**Tasks to perform**
a) Answer these questions using the thread on C and FORTRAN compilers, one answer per line:
(i) Which FORTRAN feature does the writer say sounds like unions?
(ii) What figure does the writer give for implementing an ANSI-compliant FORTRAN compiler, compared with one semester for a simple C compiler?
(iii) What did the reply to Mike Harrison say a parser had been implemented for?
b) Transcribe the part of the thread on C and FORTRAN compilers that starts with "This does not" and goes on through "recursive procedures ....".
==== Supplied passage ====
This does not make the implementation any more difficult; it makes
implementing it *well* a bit more difficult.  But, then, the kinds of
optimization needed to improve the code are fairly easy.

>  b) Structs, Unions, dynamic memory, pointers, recursive procedures ....
>
>     C has em, Fortran doesn't.  Fortran is easier to implement
>     on all of these counts.

Really?  What happened to EQUIVALENCEs?  Sounds like unions to me.  Pretty
disgusting, actually.  COMMON blocks are also disgusting.

struct's and union's are very easy to implement:  you just reuse your symbol
table stuff, mentioned above, and voila!  Dynamic memory is a feature of the
pointers (the compiler most likely knows nothing about malloc et al).
I don't understand your point about recursive procedures.  There is no
difference, on most modern machines, between a function calling itself and a
function calling another procedure.  In FORTRAN *or* C.  The major
exceptions tend to be machines designed by Seymour Cray, but that argument
really belongs in comp.arch 8-).

There are a lot of strange things in fortran.  Wish I had any of my books on
it so I could write some code to really confuse people, but, off the top of
my head, I can think of one:  the various parameters to open or close.
Unix's model is *much* cleaner, and it's pretty ugly.

Implementing a simple C compiler, which still is largely ANSI compliant
really is not that difficult.  Say, a semester project for an undergrad.
Implementing a FORTRAN compiler which is also ANSI compliant is considerably
more difficult (note that FORTRAN doesn't make a distinction between
language and library, so you have to write all of the routines, while you
don't in C), call it 2-4 for the same student.

-- 
-----------------+
Sean Eric Fagan  | "It's a pity the universe doesn't use [a] segmented 
seanf@sco.COM    |  architecture with a protected mode."
uunet!sco!seanf  |         -- Rich Cook, _Wizard's Bane_
(408) 458-1422   | Any opinions expressed are my own, not my employers'.

mph@lion.inmos.co.uk (Mike Harrison) (04/11/90)

In article <14323@lambda.UUCP> jlg@lambda.UUCP (Jim Giles) writes:
>From article <5486@ganymede.inmos.co.uk>, by mph@lion.inmos.co.uk (Mike Harrison):
>> ...
>>   - DATA statements, with implied DO, which can be quite complex when you 
>>     have nested cases.
>
>Why should these be any harder to implement than nested run-time loops?
>Actually, I've implemented a parser for do-loop style data initialization
>for an I/O library.  It was not particularly difficult.
==== Extracted records ====
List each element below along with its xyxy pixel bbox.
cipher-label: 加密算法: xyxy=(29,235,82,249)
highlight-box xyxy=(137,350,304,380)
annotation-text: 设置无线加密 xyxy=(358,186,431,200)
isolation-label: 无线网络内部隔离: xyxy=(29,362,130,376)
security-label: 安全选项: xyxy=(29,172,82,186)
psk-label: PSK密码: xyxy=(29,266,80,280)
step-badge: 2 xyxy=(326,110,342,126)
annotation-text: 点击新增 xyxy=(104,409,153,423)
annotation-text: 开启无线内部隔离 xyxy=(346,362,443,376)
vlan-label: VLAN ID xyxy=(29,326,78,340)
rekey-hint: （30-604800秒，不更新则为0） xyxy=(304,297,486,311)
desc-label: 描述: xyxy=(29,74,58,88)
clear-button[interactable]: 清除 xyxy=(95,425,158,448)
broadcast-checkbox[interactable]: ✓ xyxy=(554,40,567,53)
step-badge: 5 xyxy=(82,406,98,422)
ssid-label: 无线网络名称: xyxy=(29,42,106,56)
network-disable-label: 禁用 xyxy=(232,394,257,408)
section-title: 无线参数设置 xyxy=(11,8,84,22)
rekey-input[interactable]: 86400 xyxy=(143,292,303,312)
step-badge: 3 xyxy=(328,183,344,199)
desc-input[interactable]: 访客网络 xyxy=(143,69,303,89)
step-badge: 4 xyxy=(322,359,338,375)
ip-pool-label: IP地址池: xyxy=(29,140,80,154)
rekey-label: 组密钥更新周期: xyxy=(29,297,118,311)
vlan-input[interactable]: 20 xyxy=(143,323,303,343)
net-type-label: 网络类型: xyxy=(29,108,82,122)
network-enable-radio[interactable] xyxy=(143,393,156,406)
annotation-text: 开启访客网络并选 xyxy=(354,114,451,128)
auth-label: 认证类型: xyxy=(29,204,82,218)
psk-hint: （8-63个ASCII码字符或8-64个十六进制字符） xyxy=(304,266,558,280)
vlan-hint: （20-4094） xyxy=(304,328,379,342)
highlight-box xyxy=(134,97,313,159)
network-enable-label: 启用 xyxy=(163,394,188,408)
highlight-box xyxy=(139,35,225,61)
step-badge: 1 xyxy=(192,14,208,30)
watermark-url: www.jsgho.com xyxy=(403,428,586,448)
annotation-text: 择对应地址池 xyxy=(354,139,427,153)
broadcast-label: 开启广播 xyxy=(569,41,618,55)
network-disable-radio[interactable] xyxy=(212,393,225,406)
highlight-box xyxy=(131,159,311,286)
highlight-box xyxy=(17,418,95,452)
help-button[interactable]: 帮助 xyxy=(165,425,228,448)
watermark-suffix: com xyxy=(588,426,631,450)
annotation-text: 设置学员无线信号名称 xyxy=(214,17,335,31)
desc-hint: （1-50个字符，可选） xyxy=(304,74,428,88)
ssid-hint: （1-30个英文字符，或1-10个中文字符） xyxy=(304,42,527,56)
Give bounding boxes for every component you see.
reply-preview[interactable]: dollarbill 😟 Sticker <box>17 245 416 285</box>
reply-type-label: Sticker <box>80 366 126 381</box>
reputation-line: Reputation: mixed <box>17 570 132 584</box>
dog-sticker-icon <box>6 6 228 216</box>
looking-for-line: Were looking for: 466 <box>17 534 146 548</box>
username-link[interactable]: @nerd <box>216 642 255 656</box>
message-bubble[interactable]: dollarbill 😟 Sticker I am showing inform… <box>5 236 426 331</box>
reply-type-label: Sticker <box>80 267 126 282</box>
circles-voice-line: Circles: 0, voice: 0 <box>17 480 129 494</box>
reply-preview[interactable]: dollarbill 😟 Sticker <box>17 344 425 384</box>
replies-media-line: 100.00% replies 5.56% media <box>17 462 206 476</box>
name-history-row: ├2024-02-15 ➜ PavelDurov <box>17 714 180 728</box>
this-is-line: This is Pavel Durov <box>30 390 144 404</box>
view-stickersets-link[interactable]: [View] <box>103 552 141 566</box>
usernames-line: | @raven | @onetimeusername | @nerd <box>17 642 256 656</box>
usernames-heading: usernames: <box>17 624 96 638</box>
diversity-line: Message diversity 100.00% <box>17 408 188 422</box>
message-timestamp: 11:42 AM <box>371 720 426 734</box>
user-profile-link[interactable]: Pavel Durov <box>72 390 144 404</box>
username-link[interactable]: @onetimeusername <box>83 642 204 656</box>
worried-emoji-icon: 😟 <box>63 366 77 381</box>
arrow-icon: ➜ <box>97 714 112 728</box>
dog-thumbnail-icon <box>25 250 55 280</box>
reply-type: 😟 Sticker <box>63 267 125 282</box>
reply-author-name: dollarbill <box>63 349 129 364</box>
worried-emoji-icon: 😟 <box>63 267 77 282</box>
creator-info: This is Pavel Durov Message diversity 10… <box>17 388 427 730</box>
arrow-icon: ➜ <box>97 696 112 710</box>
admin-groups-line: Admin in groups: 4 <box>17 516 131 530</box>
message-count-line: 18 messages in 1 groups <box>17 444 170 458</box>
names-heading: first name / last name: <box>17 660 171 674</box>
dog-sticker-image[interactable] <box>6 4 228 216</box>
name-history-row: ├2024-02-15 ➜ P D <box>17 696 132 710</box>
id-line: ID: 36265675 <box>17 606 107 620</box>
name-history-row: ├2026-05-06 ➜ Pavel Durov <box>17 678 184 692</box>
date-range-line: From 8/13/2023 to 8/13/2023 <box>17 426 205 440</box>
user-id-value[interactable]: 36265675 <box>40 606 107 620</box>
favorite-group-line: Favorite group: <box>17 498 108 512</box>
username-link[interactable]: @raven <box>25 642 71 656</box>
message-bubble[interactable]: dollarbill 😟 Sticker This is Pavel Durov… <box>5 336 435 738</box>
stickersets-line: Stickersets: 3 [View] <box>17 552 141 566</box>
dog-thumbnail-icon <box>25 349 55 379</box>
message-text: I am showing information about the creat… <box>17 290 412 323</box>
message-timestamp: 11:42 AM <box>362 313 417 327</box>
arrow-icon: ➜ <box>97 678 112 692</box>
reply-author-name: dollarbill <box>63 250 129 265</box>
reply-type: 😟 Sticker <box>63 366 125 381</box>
====
**Expected outputs**
a)
(i) EQUIVALENCEs
(ii) 2-4 for the same student
(iii) Do-loop style data initialization for an I/O library

b)
This does not make the implementation any more difficult; it makes
implementing it *well* a bit more difficult.  But, then, the kinds of
optimization needed to improve the code are fairly easy.

>  b) Structs, Unions, dynamic memory, pointers, recursive procedures ....